Description of the task
In the legal case summaries, what did Robert Groden sell from his portable table in the park?

Document section
Robert Groden operated a business from a portable table in the park selling his writings on the assassination of President John F. Kennedy. The park manager received complaints about vendors in the park, and Groden was arrested for violating a city ordinance on vendor activity in the park. The municipal court dismissed the charges. Groden sued various city officials for malicious prosecution and declaratory relief, then later added the city. The city and its officials filed a plea to the jurisdiction, which was denied.  They appealed.

Groden first argued the court’s interlocutory appellate jurisdiction does not exist for officials sued in their individual capacity. The court held employees could utilize the interlocutory authority for appeals, regardless of capacity. The court then held that while Groden did not dismiss the city, he filed an amended petition asserting he was not suing the city for damages or torts. The court interpreted that pleading as dismissing his claims against the city so the trial court erred by not granting the city’s plea removing it from the lawsuit in name. Additionally, the declaratory judgment claims against the city (which Groden did expressly bring) do not challenge the validity of an ordinance but complain about the arrest. The city retains its immunity from claims seeking interpretations of ordinances or declarations that city employees violated the law. Additionally, Groden’s claim for injunctive relief against the city for its “unconstitutional practices” is likewise barred by immunity. Next, Groden alleged that Golbeck’s and Worden’s actions (assistant police chief and parks manager) in having him arrested and prosecuted were ultra vires and outside the scope of their employment with the city. To the extent Groden sought a declaration that Section 101.106(f) violates the open courts provision of the Texas Constitution the claims are not viable. Subsection (f) of the election-of-remedies provision states that claims asserted against an employee must be dismissed if the complained-of conduct was within the general scope of employment and the plaintiff could have sued the government. An official acts within the scope of his authority if he is discharging the duties generally assigned to him. An assistant police chief has the general duty to enforce city laws and ordinances and arrest those who violate them. Worden presented evidence that his duties as parks manager included directing complaints or issues related to the parks to the appropriate city official.  Both officials were acting within the course and scope of their employment. And while the city would be immune from intentional torts, the claims he brings against the officials fall within the definitions of Section 101.106(f).  Therefore, under the election of remedies provision of the Tort Claims Act, the officials are entitled to dismissal. The denial was reversed and judgment rendered for the City of Dallas.*

Municipal Court Prosecution:  In Re State, No. 07-16-00052-CR, 2016 WL 1072504 (Tex. App.—Amarillo Mar. 16, 2016).  This is a writ of mandamus case of interest mainly to municipal prosecutors. It holds that on appeal, a county court judge cannot provide for deferred disposition any more than a municipal judge or justice of the piece can.

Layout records
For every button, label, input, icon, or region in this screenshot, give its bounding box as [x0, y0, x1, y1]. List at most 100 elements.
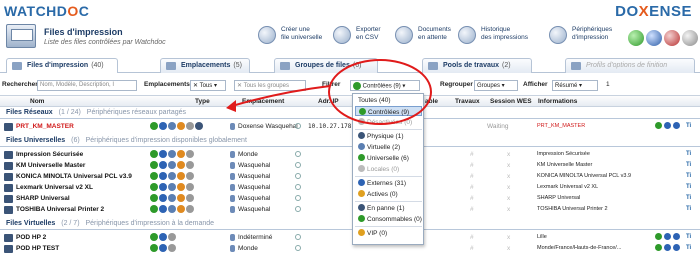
network-icon: [159, 122, 167, 130]
play-icon[interactable]: [655, 122, 662, 129]
regroup-select[interactable]: Groupes ▾: [474, 80, 518, 91]
controlled-icon: [150, 194, 158, 202]
info-icon: [186, 161, 194, 169]
table-row[interactable]: TOSHIBA Universal Printer 2 Wasquehal # x…: [0, 205, 700, 215]
pause-icon[interactable]: [664, 122, 671, 129]
separator: [355, 226, 422, 227]
print-queues-icon: [6, 24, 36, 48]
filter-option-active[interactable]: Actives (0): [355, 189, 422, 199]
edit-icon[interactable]: Ti: [686, 173, 691, 179]
play-icon[interactable]: [655, 244, 662, 251]
type-icons: [150, 172, 194, 180]
stop-icon[interactable]: [673, 233, 680, 240]
tab-print-queues[interactable]: Files d'impression (40): [6, 58, 118, 73]
display-select[interactable]: Résumé ▾: [552, 80, 598, 91]
play-icon[interactable]: [655, 233, 662, 240]
pool-icon: [428, 62, 438, 70]
search-icon[interactable]: [295, 184, 301, 190]
exit-icon[interactable]: [664, 30, 680, 46]
refresh-icon[interactable]: [628, 30, 644, 46]
table-row[interactable]: SHARP Universal Wasquehal # x SHARP Unive…: [0, 194, 700, 204]
group-filter-input[interactable]: ✕ Tous les groupes: [234, 80, 306, 91]
locations-filter-select[interactable]: ✕ Tous ▾: [190, 80, 226, 91]
edit-icon[interactable]: Ti: [686, 206, 691, 212]
printing-devices-button[interactable]: Périphériques d'impression: [549, 26, 612, 52]
stop-icon[interactable]: [673, 122, 680, 129]
search-icon[interactable]: [295, 245, 301, 251]
tab-job-pools[interactable]: Pools de travaux (2): [422, 58, 532, 73]
col-name[interactable]: Nom: [30, 98, 44, 105]
edit-icon[interactable]: Ti: [686, 151, 691, 157]
queue-icon: [12, 62, 22, 70]
col-location[interactable]: Emplacement: [242, 98, 284, 105]
location-pin-icon: [230, 195, 235, 202]
group-universal-queues[interactable]: Files Universelles (6) Périphériques d'i…: [0, 136, 700, 147]
filter-option-broken[interactable]: En panne (1): [355, 203, 422, 213]
export-icon: [333, 26, 351, 44]
location-icon: [166, 62, 176, 70]
search-icon[interactable]: [295, 151, 301, 157]
driver-icon: [168, 122, 176, 130]
table-row[interactable]: Impression Sécurisée Monde # x Impression…: [0, 150, 700, 160]
create-queue-icon: [258, 26, 276, 44]
type-icons: [150, 161, 194, 169]
controlled-icon: [150, 233, 158, 241]
search-icon[interactable]: [295, 123, 301, 129]
tab-locations[interactable]: Emplacements (5): [160, 58, 250, 73]
tab-finishing-profiles[interactable]: Profils d'options de finition: [565, 58, 695, 73]
edit-icon[interactable]: Ti: [686, 123, 691, 129]
filter-option-vip[interactable]: VIP (0): [355, 228, 422, 238]
edit-icon[interactable]: Ti: [686, 234, 691, 240]
edit-icon[interactable]: Ti: [686, 195, 691, 201]
settings-icon[interactable]: [682, 30, 698, 46]
network-icon: [159, 183, 167, 191]
edit-icon[interactable]: Ti: [686, 184, 691, 190]
location-pin-icon: [230, 173, 235, 180]
table-row[interactable]: PRT_KM_MASTER Doxense Wasquehal 10.10.27…: [0, 122, 700, 132]
search-icon[interactable]: [295, 162, 301, 168]
color-icon: [177, 161, 185, 169]
edit-icon[interactable]: Ti: [686, 245, 691, 251]
create-universal-queue-button[interactable]: Créer une file universelle: [258, 26, 322, 52]
stop-icon[interactable]: [673, 244, 680, 251]
filter-option-physical[interactable]: Physique (1): [355, 131, 422, 141]
search-icon[interactable]: [295, 195, 301, 201]
printer-icon: [4, 151, 13, 159]
export-csv-button[interactable]: Exporter en CSV: [333, 26, 381, 52]
search-icon[interactable]: [295, 206, 301, 212]
filter-option-universal[interactable]: Universelle (6): [355, 153, 422, 163]
filter-option-external[interactable]: Externes (31): [355, 178, 422, 188]
location-cell: Wasquehal: [230, 184, 270, 191]
filter-option-local[interactable]: Locales (0): [355, 164, 422, 174]
table-row[interactable]: KONICA MINOLTA Universal PCL v3.9 Wasque…: [0, 172, 700, 182]
pause-icon[interactable]: [664, 233, 671, 240]
search-icon[interactable]: [295, 173, 301, 179]
filter-option-consumables[interactable]: Consommables (0): [355, 214, 422, 224]
network-icon: [159, 172, 167, 180]
controlled-icon: [150, 244, 158, 252]
printer-icon: [4, 173, 13, 181]
type-icons: [150, 194, 194, 202]
driver-icon: [168, 161, 176, 169]
search-input[interactable]: Nom, Modèle, Description, I: [37, 80, 137, 91]
print-history-button[interactable]: Historique des impressions: [458, 26, 528, 52]
table-row[interactable]: POD HP 2 Indéterminé # x Lille Ti: [0, 233, 700, 243]
table-row[interactable]: POD HP TEST Monde # x Monde/France/Hauts-…: [0, 244, 700, 254]
search-icon[interactable]: [295, 234, 301, 240]
help-icon[interactable]: [646, 30, 662, 46]
printer-icon: [4, 245, 13, 253]
edit-icon[interactable]: Ti: [686, 162, 691, 168]
col-jobs[interactable]: Travaux: [455, 98, 480, 105]
color-icon: [177, 172, 185, 180]
table-row[interactable]: KM Universelle Master Wasquehal # x KM Un…: [0, 161, 700, 171]
pending-documents-button[interactable]: Documents en attente: [395, 26, 451, 52]
vip-icon: [358, 229, 365, 236]
col-wes-session[interactable]: Session WES: [490, 98, 532, 105]
group-virtual-queues[interactable]: Files Virtuelles (2 / 7) Périphériques d…: [0, 219, 700, 230]
external-icon: [358, 179, 365, 186]
filter-option-virtual[interactable]: Virtuelle (2): [355, 142, 422, 152]
table-row[interactable]: Lexmark Universal v2 XL Wasquehal # x Lex…: [0, 183, 700, 193]
col-info[interactable]: Informations: [538, 98, 577, 105]
pause-icon[interactable]: [664, 244, 671, 251]
col-type[interactable]: Type: [195, 98, 210, 105]
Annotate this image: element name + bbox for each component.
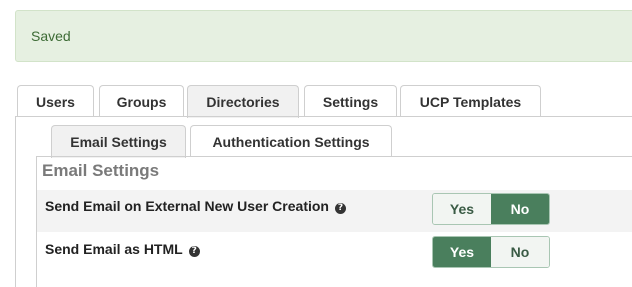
help-icon[interactable]: ? xyxy=(188,246,200,257)
yes-no-toggle: Yes No xyxy=(432,236,550,268)
yes-no-toggle: Yes No xyxy=(432,193,550,225)
alert-text: Saved xyxy=(31,28,71,44)
setting-label: Send Email on External New User Creation… xyxy=(45,190,346,222)
tab-directories[interactable]: Directories xyxy=(187,85,299,118)
tab-settings[interactable]: Settings xyxy=(304,85,397,117)
no-option[interactable]: No xyxy=(491,194,549,224)
tab-groups[interactable]: Groups xyxy=(99,85,184,117)
setting-row-external-new-user: Send Email on External New User Creation… xyxy=(37,190,632,232)
yes-option[interactable]: Yes xyxy=(433,237,491,267)
help-icon[interactable]: ? xyxy=(334,203,346,214)
tab-users[interactable]: Users xyxy=(17,85,94,117)
tab-ucp-templates[interactable]: UCP Templates xyxy=(400,85,541,117)
saved-alert: Saved xyxy=(15,10,632,62)
subtab-authentication-settings[interactable]: Authentication Settings xyxy=(190,125,392,157)
section-title: Email Settings xyxy=(42,161,160,180)
setting-row-email-html: Send Email as HTML? Yes No xyxy=(37,233,632,275)
setting-label: Send Email as HTML? xyxy=(45,233,200,265)
no-option[interactable]: No xyxy=(491,237,549,267)
subtab-email-settings[interactable]: Email Settings xyxy=(51,125,186,158)
yes-option[interactable]: Yes xyxy=(433,194,491,224)
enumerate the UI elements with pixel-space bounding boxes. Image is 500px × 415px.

Full solution
He sold his writings on the assassination of President John F. Kennedy.